(Element location lists)
--- start ---

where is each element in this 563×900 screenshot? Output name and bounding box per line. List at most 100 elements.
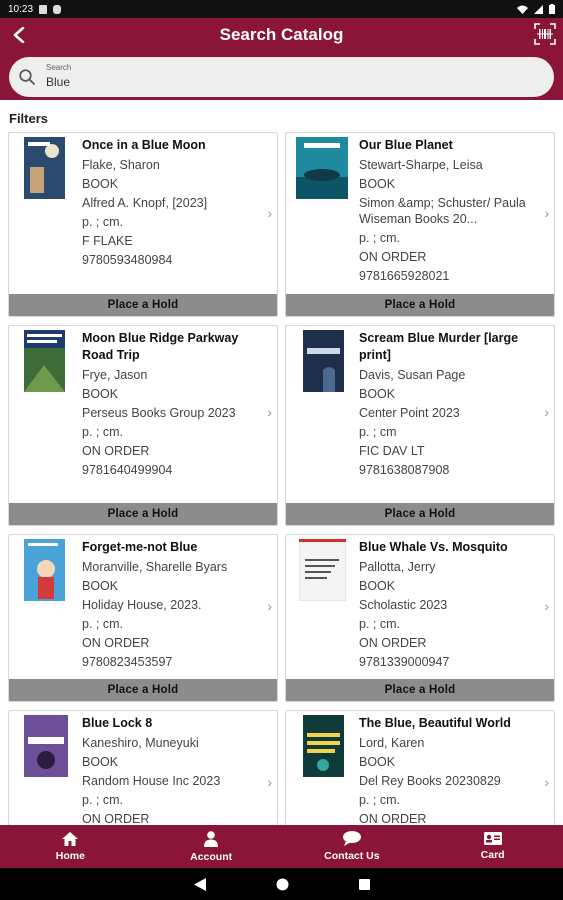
book-cover[interactable] xyxy=(24,539,65,601)
book-physical: p. ; cm. xyxy=(82,617,123,631)
shield-icon xyxy=(53,4,62,14)
book-cover[interactable] xyxy=(303,330,344,392)
nav-account[interactable]: Account xyxy=(141,825,282,868)
book-title: Once in a Blue Moon xyxy=(82,138,206,152)
book-publisher: Holiday House, 2023. xyxy=(82,598,202,612)
wifi-icon xyxy=(517,5,528,14)
search-label: Search xyxy=(46,63,72,72)
barcode-scan-button[interactable] xyxy=(533,22,557,46)
place-hold-button[interactable]: Place a Hold xyxy=(286,294,554,316)
chevron-right-icon: › xyxy=(267,404,272,420)
book-cover[interactable] xyxy=(24,137,65,199)
book-format: BOOK xyxy=(359,177,396,191)
book-format: BOOK xyxy=(359,579,396,593)
search-box[interactable]: Search xyxy=(9,57,554,97)
book-info: Blue Whale Vs. Mosquito Pallotta, Jerry … xyxy=(359,539,538,672)
book-isbn: 9781640499904 xyxy=(82,463,173,477)
place-hold-button[interactable]: Place a Hold xyxy=(9,679,277,701)
book-card[interactable]: Forget-me-not Blue Moranville, Sharelle … xyxy=(8,534,278,702)
place-hold-button[interactable]: Place a Hold xyxy=(9,503,277,525)
book-physical: p. ; cm. xyxy=(82,425,123,439)
book-info: Our Blue Planet Stewart-Sharpe, Leisa BO… xyxy=(359,137,538,286)
book-title: Moon Blue Ridge Parkway Road Trip xyxy=(82,331,239,362)
search-icon xyxy=(19,69,35,85)
status-bar: 10:23 xyxy=(0,0,563,18)
book-card[interactable]: Scream Blue Murder [large print] Davis, … xyxy=(285,325,555,526)
nav-home[interactable]: Home xyxy=(0,825,141,868)
book-format: BOOK xyxy=(82,755,119,769)
book-publisher: Perseus Books Group 2023 xyxy=(82,406,236,420)
book-cover[interactable] xyxy=(24,330,65,392)
card-icon xyxy=(483,832,502,845)
book-format: BOOK xyxy=(359,755,396,769)
search-input[interactable] xyxy=(46,75,526,89)
book-isbn: 9781339000947 xyxy=(359,655,450,669)
book-author: Kaneshiro, Muneyuki xyxy=(82,736,199,750)
place-hold-button[interactable]: Place a Hold xyxy=(286,503,554,525)
book-author: Frye, Jason xyxy=(82,368,148,382)
nav-contact-label: Contact Us xyxy=(324,850,380,862)
book-isbn: 9780823453597 xyxy=(82,655,173,669)
book-card[interactable]: Moon Blue Ridge Parkway Road Trip Frye, … xyxy=(8,325,278,526)
system-recents-icon[interactable] xyxy=(358,878,370,890)
nav-card[interactable]: Card xyxy=(422,825,563,868)
chevron-right-icon: › xyxy=(544,774,549,790)
book-isbn: 9781638087908 xyxy=(359,463,450,477)
place-hold-button[interactable]: Place a Hold xyxy=(9,294,277,316)
chevron-right-icon: › xyxy=(267,205,272,221)
app-header: Search Catalog Search xyxy=(0,18,563,100)
system-home-icon[interactable] xyxy=(276,878,289,891)
status-time: 10:23 xyxy=(8,3,34,15)
book-info: The Blue, Beautiful World Lord, Karen BO… xyxy=(359,715,538,829)
book-format: BOOK xyxy=(82,579,119,593)
book-info: Blue Lock 8 Kaneshiro, Muneyuki BOOK Ran… xyxy=(82,715,261,829)
chat-icon xyxy=(342,831,361,846)
book-physical: p. ; cm. xyxy=(82,215,123,229)
book-publisher: Scholastic 2023 xyxy=(359,598,448,612)
book-call-number: ON ORDER xyxy=(82,636,150,650)
book-card[interactable]: Our Blue Planet Stewart-Sharpe, Leisa BO… xyxy=(285,132,555,317)
book-call-number: ON ORDER xyxy=(82,444,150,458)
place-hold-button[interactable]: Place a Hold xyxy=(286,679,554,701)
book-cover[interactable] xyxy=(24,715,68,777)
book-call-number: F FLAKE xyxy=(82,234,133,248)
book-call-number: ON ORDER xyxy=(359,250,427,264)
book-format: BOOK xyxy=(359,387,396,401)
book-call-number: FIC DAV LT xyxy=(359,444,425,458)
book-isbn: 9780593480984 xyxy=(82,253,173,267)
book-physical: p. ; cm xyxy=(359,425,397,439)
system-back-icon[interactable] xyxy=(193,877,206,891)
notification-icon xyxy=(39,4,48,14)
book-title: Blue Lock 8 xyxy=(82,716,153,730)
book-title: Forget-me-not Blue xyxy=(82,540,198,554)
book-author: Pallotta, Jerry xyxy=(359,560,436,574)
nav-home-label: Home xyxy=(55,849,85,862)
book-info: Scream Blue Murder [large print] Davis, … xyxy=(359,330,538,480)
book-card[interactable]: Once in a Blue Moon Flake, Sharon BOOK A… xyxy=(8,132,278,317)
system-nav-bar xyxy=(0,868,563,900)
book-isbn: 9781665928021 xyxy=(359,269,450,283)
book-title: Scream Blue Murder [large print] xyxy=(359,331,519,362)
book-publisher: Del Rey Books 20230829 xyxy=(359,774,501,788)
book-physical: p. ; cm. xyxy=(82,793,123,807)
book-author: Flake, Sharon xyxy=(82,158,160,172)
book-author: Davis, Susan Page xyxy=(359,368,466,382)
book-format: BOOK xyxy=(82,387,119,401)
signal-icon xyxy=(534,4,543,14)
book-format: BOOK xyxy=(82,177,119,191)
book-author: Stewart-Sharpe, Leisa xyxy=(359,158,483,172)
book-publisher: Center Point 2023 xyxy=(359,406,460,420)
book-call-number: ON ORDER xyxy=(359,636,427,650)
book-author: Moranville, Sharelle Byars xyxy=(82,560,228,574)
battery-icon xyxy=(549,4,555,14)
chevron-right-icon: › xyxy=(544,404,549,420)
book-cover[interactable] xyxy=(296,137,348,199)
book-cover[interactable] xyxy=(299,539,346,601)
nav-contact-us[interactable]: Contact Us xyxy=(282,825,423,868)
book-cover[interactable] xyxy=(303,715,344,777)
book-card[interactable]: Blue Whale Vs. Mosquito Pallotta, Jerry … xyxy=(285,534,555,702)
book-info: Forget-me-not Blue Moranville, Sharelle … xyxy=(82,539,261,672)
home-icon xyxy=(62,831,79,846)
filters-label[interactable]: Filters xyxy=(9,111,48,126)
book-title: Our Blue Planet xyxy=(359,138,453,152)
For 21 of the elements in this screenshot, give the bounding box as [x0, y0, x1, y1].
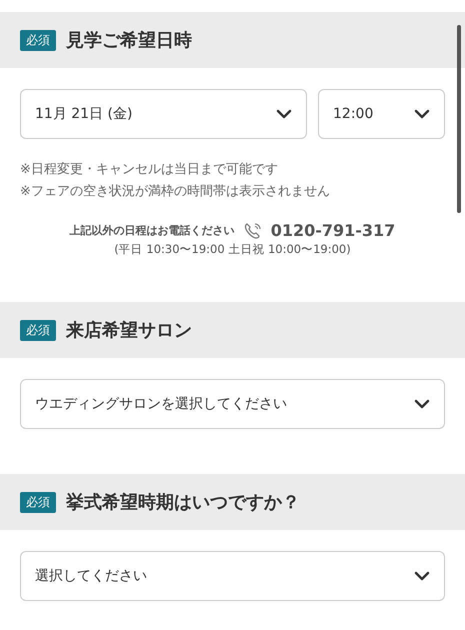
select-field[interactable]: ウエディングサロンを選択してください	[20, 379, 445, 429]
required-badge: 必須	[20, 492, 56, 512]
required-badge: 必須	[20, 30, 56, 50]
phone-icon	[242, 222, 263, 240]
chevron-down-icon	[414, 109, 430, 119]
chevron-down-icon	[276, 109, 292, 119]
select-field[interactable]: 11月 21日 (金)	[20, 89, 307, 139]
chevron-down-icon	[414, 399, 430, 409]
section-title: 見学ご希望日時	[66, 29, 192, 52]
note-text: ※フェアの空き状況が満枠の時間帯は表示されません	[20, 183, 331, 201]
phone-label: 上記以外の日程はお電話ください	[70, 223, 235, 238]
scrollbar[interactable]	[457, 25, 461, 213]
hours-text: (平日 10:30〜19:00 土日祝 10:00〜19:00)	[113, 242, 352, 257]
select-field[interactable]: 12:00	[318, 89, 445, 139]
note-text: ※日程変更・キャンセルは当日まで可能です	[20, 161, 279, 179]
select-field[interactable]: 選択してください	[20, 551, 445, 601]
chevron-down-icon	[414, 571, 430, 581]
section-title: 挙式希望時期はいつですか？	[66, 491, 300, 514]
required-badge: 必須	[20, 320, 56, 340]
phone-number[interactable]: 0120-791-317	[270, 221, 396, 240]
section-title: 来店希望サロン	[66, 319, 192, 342]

--- end ---

*Work to complete:* Return the lines from the one with "379, 445, 429]" to the end of the listings, unchanged.

*Expected answer:*
select-field[interactable]: ウエディングサロンを選択してください	[20, 379, 445, 429]
required-badge: 必須	[20, 492, 56, 512]
required-badge: 必須	[20, 30, 56, 50]
phone-icon	[242, 222, 263, 240]
chevron-down-icon	[414, 109, 430, 119]
chevron-down-icon	[276, 109, 292, 119]
select-field[interactable]: 11月 21日 (金)	[20, 89, 307, 139]
chevron-down-icon	[414, 399, 430, 409]
section-title: 見学ご希望日時	[66, 29, 192, 52]
note-text: ※フェアの空き状況が満枠の時間帯は表示されません	[20, 183, 331, 201]
phone-label: 上記以外の日程はお電話ください	[70, 223, 235, 238]
scrollbar[interactable]	[457, 25, 461, 213]
hours-text: (平日 10:30〜19:00 土日祝 10:00〜19:00)	[113, 242, 352, 257]
select-field[interactable]: 12:00	[318, 89, 445, 139]
note-text: ※日程変更・キャンセルは当日まで可能です	[20, 161, 279, 179]
select-field[interactable]: 選択してください	[20, 551, 445, 601]
chevron-down-icon	[414, 571, 430, 581]
section-title: 挙式希望時期はいつですか？	[66, 491, 300, 514]
required-badge: 必須	[20, 320, 56, 340]
phone-number[interactable]: 0120-791-317	[270, 221, 396, 240]
section-title: 来店希望サロン	[66, 319, 192, 342]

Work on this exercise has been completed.